- [Extracts from a graphics dataset]
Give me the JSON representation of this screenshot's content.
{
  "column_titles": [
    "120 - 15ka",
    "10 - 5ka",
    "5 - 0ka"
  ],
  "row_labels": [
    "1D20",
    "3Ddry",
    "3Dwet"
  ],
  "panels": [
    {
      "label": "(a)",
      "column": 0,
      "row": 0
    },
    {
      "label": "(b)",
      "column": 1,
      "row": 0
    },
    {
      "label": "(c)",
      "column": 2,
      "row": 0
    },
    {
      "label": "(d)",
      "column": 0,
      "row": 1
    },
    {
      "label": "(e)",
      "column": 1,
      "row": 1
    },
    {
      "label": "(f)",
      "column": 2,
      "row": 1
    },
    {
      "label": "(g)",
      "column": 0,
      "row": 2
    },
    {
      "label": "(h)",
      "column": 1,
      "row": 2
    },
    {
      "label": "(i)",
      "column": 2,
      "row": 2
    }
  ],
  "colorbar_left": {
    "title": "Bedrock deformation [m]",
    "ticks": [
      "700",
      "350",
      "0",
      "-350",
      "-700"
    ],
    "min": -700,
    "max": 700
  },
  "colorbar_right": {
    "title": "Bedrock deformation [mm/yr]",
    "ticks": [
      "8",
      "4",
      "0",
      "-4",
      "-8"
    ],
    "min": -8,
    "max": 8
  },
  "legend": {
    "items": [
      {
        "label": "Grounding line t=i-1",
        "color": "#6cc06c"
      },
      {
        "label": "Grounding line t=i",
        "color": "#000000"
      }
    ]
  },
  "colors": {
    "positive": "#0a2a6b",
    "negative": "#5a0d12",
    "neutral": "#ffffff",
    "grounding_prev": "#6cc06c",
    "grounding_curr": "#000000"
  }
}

==

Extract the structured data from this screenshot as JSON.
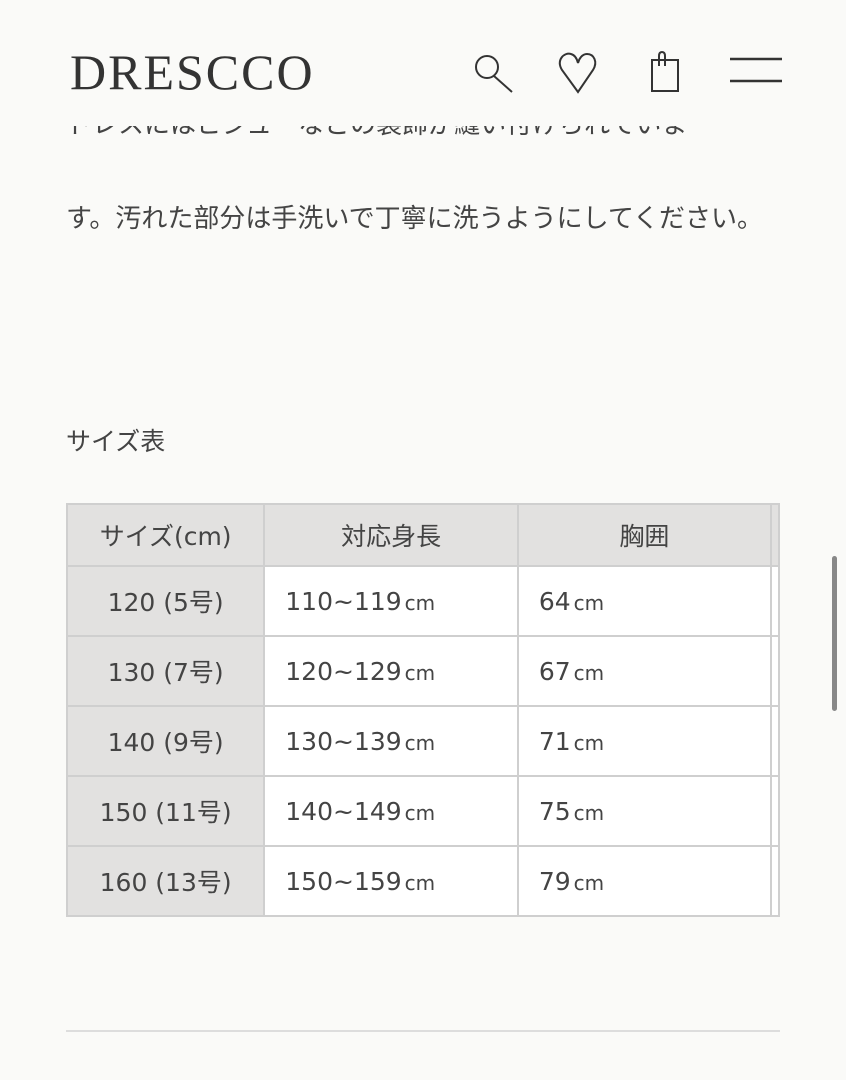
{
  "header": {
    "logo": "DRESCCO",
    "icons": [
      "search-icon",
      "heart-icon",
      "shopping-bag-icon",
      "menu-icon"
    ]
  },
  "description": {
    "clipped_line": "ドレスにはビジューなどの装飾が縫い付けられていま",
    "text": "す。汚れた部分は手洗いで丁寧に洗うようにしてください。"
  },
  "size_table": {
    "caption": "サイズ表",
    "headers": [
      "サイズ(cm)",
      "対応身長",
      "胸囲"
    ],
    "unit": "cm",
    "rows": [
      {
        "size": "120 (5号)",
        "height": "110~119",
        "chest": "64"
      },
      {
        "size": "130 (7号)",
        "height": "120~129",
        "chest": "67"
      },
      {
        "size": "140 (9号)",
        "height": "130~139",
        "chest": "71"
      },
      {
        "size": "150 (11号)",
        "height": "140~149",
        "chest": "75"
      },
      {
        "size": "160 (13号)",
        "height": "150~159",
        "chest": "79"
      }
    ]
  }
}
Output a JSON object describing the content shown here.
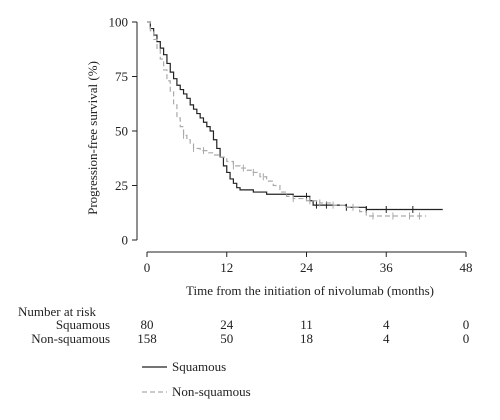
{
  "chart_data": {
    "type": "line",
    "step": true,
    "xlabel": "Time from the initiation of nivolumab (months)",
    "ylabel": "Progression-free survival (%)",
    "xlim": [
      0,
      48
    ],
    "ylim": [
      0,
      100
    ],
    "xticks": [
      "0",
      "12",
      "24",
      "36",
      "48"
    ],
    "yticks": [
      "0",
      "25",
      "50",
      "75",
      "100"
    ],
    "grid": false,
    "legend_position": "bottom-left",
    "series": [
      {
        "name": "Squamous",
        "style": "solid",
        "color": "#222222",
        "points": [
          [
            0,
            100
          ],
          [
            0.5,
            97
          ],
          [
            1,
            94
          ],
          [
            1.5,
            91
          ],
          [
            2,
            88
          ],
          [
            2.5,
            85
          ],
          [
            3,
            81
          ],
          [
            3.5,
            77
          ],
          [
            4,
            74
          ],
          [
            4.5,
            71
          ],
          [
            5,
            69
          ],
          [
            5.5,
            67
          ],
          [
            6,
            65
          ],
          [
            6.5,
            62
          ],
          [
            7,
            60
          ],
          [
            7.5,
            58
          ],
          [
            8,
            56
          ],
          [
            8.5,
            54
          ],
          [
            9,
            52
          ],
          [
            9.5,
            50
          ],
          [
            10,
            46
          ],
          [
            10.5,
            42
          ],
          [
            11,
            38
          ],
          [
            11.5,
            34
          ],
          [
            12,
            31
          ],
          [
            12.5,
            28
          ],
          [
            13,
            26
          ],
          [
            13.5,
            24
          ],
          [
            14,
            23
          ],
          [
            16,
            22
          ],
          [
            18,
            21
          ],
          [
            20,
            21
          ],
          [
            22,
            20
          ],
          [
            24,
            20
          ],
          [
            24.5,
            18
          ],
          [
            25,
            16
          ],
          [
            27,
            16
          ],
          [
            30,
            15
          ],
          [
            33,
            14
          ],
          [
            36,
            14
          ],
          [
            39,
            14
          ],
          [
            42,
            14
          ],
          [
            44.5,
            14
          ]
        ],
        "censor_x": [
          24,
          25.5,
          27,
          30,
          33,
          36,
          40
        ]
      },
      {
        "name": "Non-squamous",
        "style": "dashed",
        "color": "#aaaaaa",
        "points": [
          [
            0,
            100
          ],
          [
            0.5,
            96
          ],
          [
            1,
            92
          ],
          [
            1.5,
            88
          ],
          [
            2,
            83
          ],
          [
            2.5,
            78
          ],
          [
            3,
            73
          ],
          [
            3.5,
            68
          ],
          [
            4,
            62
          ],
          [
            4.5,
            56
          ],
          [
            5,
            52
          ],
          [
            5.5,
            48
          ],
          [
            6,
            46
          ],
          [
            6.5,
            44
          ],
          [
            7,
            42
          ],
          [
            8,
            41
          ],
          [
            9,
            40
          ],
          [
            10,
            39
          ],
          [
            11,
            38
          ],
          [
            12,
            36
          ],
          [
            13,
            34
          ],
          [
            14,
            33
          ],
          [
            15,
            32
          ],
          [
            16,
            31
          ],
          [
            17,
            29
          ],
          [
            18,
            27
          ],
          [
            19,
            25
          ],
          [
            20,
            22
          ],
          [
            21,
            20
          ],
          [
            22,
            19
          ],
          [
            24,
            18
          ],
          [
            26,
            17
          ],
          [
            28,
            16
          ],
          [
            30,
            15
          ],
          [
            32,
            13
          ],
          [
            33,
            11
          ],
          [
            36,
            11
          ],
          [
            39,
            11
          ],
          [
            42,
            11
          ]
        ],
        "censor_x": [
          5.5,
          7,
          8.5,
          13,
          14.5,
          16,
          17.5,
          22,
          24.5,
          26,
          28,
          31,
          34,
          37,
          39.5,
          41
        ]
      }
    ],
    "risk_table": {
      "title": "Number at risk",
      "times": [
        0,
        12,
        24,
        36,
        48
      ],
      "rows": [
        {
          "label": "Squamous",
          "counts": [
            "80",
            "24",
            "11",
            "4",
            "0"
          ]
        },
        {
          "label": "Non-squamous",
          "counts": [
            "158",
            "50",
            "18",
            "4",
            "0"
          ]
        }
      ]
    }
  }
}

- [Prompt]
In the records above, locate every line with the string "content" and copy it.

- [Problem solution]
Give me the JSON representation of this screenshot's content.
Output a JSON object describing the content shown here.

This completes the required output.